* Objective:
Write out the full set of records below exactly.

(Stored dataset items)
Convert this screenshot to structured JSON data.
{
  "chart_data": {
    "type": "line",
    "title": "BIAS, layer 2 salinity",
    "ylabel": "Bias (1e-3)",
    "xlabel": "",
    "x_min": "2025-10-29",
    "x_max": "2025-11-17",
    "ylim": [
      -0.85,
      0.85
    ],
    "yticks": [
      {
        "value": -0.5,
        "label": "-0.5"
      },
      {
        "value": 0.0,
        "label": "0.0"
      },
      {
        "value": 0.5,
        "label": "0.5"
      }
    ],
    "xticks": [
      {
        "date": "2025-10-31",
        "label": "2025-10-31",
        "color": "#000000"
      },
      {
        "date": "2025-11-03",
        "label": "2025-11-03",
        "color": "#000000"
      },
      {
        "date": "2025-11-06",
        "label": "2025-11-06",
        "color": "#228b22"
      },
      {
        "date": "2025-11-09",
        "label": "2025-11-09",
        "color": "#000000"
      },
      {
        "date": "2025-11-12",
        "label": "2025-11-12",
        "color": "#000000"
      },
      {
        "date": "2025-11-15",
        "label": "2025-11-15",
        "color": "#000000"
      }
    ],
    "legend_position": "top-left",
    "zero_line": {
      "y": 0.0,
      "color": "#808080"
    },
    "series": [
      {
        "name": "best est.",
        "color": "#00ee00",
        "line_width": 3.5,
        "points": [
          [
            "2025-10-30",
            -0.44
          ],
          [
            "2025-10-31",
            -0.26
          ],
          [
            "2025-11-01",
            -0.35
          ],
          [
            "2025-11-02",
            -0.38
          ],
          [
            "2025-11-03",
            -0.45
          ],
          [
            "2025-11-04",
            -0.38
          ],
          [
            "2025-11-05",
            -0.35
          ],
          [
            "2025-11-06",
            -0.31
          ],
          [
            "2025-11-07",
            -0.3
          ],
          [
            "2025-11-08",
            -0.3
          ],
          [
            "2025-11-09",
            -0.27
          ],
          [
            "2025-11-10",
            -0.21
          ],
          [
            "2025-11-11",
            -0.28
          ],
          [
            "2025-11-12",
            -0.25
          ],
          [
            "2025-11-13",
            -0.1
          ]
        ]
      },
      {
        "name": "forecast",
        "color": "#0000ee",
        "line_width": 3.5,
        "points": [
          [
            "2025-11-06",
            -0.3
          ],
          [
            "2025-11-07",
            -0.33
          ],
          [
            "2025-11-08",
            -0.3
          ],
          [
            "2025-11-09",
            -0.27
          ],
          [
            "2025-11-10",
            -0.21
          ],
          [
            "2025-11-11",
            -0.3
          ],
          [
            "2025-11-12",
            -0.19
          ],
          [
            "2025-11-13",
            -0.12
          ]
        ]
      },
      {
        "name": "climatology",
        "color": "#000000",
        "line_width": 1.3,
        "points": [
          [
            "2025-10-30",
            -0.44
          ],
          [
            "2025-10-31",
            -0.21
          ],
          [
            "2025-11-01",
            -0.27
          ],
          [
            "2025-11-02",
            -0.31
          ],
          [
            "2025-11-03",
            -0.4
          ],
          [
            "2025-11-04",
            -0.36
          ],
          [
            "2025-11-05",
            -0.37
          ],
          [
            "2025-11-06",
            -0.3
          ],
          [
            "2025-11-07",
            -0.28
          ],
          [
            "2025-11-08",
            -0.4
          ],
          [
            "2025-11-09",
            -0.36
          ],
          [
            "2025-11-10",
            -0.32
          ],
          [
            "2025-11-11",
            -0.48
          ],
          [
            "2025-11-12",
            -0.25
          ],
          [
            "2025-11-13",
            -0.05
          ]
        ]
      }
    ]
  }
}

* Solved exercise:
Convert this screenshot to structured JSON data.
{
  "chart_data": {
    "type": "line",
    "title": "BIAS, layer 2 salinity",
    "ylabel": "Bias (1e-3)",
    "xlabel": "",
    "x_min": "2025-10-29",
    "x_max": "2025-11-17",
    "ylim": [
      -0.85,
      0.85
    ],
    "yticks": [
      {
        "value": -0.5,
        "label": "-0.5"
      },
      {
        "value": 0.0,
        "label": "0.0"
      },
      {
        "value": 0.5,
        "label": "0.5"
      }
    ],
    "xticks": [
      {
        "date": "2025-10-31",
        "label": "2025-10-31",
        "color": "#000000"
      },
      {
        "date": "2025-11-03",
        "label": "2025-11-03",
        "color": "#000000"
      },
      {
        "date": "2025-11-06",
        "label": "2025-11-06",
        "color": "#228b22"
      },
      {
        "date": "2025-11-09",
        "label": "2025-11-09",
        "color": "#000000"
      },
      {
        "date": "2025-11-12",
        "label": "2025-11-12",
        "color": "#000000"
      },
      {
        "date": "2025-11-15",
        "label": "2025-11-15",
        "color": "#000000"
      }
    ],
    "legend_position": "top-left",
    "zero_line": {
      "y": 0.0,
      "color": "#808080"
    },
    "series": [
      {
        "name": "best est.",
        "color": "#00ee00",
        "line_width": 3.5,
        "points": [
          [
            "2025-10-30",
            -0.44
          ],
          [
            "2025-10-31",
            -0.26
          ],
          [
            "2025-11-01",
            -0.35
          ],
          [
            "2025-11-02",
            -0.38
          ],
          [
            "2025-11-03",
            -0.45
          ],
          [
            "2025-11-04",
            -0.38
          ],
          [
            "2025-11-05",
            -0.35
          ],
          [
            "2025-11-06",
            -0.31
          ],
          [
            "2025-11-07",
            -0.3
          ],
          [
            "2025-11-08",
            -0.3
          ],
          [
            "2025-11-09",
            -0.27
          ],
          [
            "2025-11-10",
            -0.21
          ],
          [
            "2025-11-11",
            -0.28
          ],
          [
            "2025-11-12",
            -0.25
          ],
          [
            "2025-11-13",
            -0.1
          ]
        ]
      },
      {
        "name": "forecast",
        "color": "#0000ee",
        "line_width": 3.5,
        "points": [
          [
            "2025-11-06",
            -0.3
          ],
          [
            "2025-11-07",
            -0.33
          ],
          [
            "2025-11-08",
            -0.3
          ],
          [
            "2025-11-09",
            -0.27
          ],
          [
            "2025-11-10",
            -0.21
          ],
          [
            "2025-11-11",
            -0.3
          ],
          [
            "2025-11-12",
            -0.19
          ],
          [
            "2025-11-13",
            -0.12
          ]
        ]
      },
      {
        "name": "climatology",
        "color": "#000000",
        "line_width": 1.3,
        "points": [
          [
            "2025-10-30",
            -0.44
          ],
          [
            "2025-10-31",
            -0.21
          ],
          [
            "2025-11-01",
            -0.27
          ],
          [
            "2025-11-02",
            -0.31
          ],
          [
            "2025-11-03",
            -0.4
          ],
          [
            "2025-11-04",
            -0.36
          ],
          [
            "2025-11-05",
            -0.37
          ],
          [
            "2025-11-06",
            -0.3
          ],
          [
            "2025-11-07",
            -0.28
          ],
          [
            "2025-11-08",
            -0.4
          ],
          [
            "2025-11-09",
            -0.36
          ],
          [
            "2025-11-10",
            -0.32
          ],
          [
            "2025-11-11",
            -0.48
          ],
          [
            "2025-11-12",
            -0.25
          ],
          [
            "2025-11-13",
            -0.05
          ]
        ]
      }
    ]
  }
}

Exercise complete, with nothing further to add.